=== AIM OF THE TASK ===
Work through the material below and count the lines holding the word "this"; give that count and nothing more.

=== DATASET EXTRACT ===
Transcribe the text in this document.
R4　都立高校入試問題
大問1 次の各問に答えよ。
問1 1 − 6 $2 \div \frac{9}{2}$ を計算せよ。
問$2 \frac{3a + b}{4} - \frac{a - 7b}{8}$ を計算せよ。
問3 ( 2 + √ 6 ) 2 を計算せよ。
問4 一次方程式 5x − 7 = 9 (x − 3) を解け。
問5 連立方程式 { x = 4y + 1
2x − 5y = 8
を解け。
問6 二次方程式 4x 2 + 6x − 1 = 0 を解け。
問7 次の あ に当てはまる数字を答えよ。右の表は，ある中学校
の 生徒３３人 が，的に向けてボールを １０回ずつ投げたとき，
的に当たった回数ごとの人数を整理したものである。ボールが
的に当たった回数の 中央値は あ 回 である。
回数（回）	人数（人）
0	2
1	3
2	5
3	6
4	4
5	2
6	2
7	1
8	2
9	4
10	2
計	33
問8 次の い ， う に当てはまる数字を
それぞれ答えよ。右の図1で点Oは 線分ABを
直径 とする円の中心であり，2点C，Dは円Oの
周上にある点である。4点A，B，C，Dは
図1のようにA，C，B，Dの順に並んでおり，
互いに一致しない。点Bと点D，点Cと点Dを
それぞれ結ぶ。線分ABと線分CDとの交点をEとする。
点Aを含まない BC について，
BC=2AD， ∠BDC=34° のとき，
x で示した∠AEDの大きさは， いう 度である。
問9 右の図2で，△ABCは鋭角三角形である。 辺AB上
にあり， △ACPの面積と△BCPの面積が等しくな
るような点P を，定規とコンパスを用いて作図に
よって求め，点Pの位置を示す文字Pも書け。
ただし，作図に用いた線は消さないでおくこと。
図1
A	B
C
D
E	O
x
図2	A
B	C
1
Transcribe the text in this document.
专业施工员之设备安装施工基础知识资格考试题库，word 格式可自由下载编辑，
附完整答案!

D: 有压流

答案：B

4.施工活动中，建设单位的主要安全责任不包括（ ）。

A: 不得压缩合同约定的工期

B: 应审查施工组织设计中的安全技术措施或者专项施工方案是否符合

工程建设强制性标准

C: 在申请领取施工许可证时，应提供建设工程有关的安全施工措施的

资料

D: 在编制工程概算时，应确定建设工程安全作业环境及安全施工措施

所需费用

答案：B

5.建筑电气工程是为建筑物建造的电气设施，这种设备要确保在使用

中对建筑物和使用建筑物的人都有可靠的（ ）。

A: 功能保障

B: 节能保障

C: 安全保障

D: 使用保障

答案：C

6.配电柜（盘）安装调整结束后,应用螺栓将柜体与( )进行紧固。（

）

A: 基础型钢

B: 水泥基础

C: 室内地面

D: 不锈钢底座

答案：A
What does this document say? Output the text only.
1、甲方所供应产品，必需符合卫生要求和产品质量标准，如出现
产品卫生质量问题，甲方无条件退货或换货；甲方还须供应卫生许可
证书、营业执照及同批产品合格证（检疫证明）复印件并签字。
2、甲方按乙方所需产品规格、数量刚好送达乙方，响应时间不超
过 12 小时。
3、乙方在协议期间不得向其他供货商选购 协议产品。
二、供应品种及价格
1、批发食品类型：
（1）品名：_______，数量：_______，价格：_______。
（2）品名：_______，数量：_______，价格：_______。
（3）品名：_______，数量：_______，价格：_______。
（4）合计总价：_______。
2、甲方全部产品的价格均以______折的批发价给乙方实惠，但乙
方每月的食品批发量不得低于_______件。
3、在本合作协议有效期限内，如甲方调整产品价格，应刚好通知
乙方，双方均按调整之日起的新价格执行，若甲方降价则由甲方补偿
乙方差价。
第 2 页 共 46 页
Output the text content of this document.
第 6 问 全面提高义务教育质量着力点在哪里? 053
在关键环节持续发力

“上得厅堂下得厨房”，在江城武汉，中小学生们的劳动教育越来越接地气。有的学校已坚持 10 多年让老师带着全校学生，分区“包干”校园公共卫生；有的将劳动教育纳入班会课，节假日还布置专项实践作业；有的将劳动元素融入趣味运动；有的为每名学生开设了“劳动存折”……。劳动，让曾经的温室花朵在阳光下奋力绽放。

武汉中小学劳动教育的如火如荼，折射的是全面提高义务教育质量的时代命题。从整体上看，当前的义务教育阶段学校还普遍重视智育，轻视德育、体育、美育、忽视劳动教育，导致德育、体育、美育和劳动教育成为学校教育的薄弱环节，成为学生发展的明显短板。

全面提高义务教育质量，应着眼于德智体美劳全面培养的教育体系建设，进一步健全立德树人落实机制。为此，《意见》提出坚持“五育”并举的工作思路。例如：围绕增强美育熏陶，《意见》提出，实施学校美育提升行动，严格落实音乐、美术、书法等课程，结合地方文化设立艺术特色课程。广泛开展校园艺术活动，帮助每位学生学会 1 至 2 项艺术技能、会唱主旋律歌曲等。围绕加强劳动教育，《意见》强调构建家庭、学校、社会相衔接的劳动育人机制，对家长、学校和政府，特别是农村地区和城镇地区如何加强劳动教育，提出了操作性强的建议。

=== SOLUTION TO THE PROBLEM ===
4